#### EXERCISE INSTRUCTIONS:
Copy each line below that contains "events".

(Figure data in JSON)
^^^^

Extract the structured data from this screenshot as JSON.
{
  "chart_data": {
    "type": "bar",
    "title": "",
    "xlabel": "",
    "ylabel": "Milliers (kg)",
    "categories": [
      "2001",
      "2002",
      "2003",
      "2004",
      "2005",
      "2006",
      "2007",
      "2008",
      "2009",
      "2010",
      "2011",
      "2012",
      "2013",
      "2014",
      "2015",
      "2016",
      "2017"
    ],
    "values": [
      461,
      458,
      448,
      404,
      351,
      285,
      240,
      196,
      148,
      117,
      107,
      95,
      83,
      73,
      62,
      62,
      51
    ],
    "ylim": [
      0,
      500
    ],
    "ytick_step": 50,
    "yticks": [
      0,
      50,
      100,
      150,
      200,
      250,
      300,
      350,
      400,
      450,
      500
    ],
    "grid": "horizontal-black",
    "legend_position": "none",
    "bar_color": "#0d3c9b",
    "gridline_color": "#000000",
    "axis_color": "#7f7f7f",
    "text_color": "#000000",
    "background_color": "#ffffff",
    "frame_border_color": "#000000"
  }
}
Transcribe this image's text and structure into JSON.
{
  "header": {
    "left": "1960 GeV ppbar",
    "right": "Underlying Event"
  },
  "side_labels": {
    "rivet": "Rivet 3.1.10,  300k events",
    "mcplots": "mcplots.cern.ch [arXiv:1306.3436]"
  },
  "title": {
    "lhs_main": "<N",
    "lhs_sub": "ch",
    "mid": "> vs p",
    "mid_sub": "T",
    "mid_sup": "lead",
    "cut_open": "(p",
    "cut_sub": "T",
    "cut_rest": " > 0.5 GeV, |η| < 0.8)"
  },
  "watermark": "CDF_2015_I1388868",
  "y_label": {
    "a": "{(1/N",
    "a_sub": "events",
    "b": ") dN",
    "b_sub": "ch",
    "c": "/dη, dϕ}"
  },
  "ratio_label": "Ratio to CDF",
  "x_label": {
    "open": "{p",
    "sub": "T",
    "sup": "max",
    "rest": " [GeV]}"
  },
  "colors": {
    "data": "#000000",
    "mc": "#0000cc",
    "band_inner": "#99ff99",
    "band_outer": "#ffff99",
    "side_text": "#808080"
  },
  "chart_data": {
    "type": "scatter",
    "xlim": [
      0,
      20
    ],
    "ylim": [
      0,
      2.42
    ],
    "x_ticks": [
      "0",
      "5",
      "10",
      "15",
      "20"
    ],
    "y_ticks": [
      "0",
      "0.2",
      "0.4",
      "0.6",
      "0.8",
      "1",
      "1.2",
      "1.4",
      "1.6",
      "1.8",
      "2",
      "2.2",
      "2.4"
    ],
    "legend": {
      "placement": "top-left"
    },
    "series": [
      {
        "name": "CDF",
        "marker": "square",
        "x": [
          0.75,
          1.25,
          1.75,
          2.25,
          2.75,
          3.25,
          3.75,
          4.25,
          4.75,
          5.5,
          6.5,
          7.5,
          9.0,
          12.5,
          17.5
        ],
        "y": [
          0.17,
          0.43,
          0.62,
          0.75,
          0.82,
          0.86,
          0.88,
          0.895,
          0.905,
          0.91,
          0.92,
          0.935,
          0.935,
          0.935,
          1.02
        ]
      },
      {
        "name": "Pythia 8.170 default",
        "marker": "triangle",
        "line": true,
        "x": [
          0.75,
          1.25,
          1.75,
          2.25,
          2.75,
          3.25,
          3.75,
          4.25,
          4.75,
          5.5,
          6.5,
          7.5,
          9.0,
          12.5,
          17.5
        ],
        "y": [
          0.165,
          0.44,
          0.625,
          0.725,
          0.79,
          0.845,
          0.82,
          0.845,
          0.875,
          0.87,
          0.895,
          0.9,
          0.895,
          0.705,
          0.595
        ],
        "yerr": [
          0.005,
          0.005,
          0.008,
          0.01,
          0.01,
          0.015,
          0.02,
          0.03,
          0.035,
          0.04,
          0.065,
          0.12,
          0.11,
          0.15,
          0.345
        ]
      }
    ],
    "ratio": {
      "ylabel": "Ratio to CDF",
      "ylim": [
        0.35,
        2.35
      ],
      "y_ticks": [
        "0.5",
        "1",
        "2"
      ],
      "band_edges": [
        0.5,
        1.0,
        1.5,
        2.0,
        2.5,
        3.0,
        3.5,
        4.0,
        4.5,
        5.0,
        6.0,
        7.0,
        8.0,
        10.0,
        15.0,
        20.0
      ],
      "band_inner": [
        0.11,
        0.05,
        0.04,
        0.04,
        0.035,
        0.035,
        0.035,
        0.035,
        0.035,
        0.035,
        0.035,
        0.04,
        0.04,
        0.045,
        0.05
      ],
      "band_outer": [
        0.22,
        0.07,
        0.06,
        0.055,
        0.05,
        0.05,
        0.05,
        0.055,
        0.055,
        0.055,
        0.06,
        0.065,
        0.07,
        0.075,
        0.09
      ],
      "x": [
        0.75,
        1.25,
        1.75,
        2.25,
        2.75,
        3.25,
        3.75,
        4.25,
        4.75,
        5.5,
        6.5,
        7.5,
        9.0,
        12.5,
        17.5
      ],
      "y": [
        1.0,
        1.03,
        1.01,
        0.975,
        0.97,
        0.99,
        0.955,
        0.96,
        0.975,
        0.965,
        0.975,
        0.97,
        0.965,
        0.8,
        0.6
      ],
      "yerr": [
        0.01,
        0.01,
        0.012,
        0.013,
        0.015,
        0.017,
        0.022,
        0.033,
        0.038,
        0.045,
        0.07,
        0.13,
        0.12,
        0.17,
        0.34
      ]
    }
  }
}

^^^^

#### EXERCISE OUTPUT:
    "rivet": "Rivet 3.1.10,  300k events",
    "a_sub": "events",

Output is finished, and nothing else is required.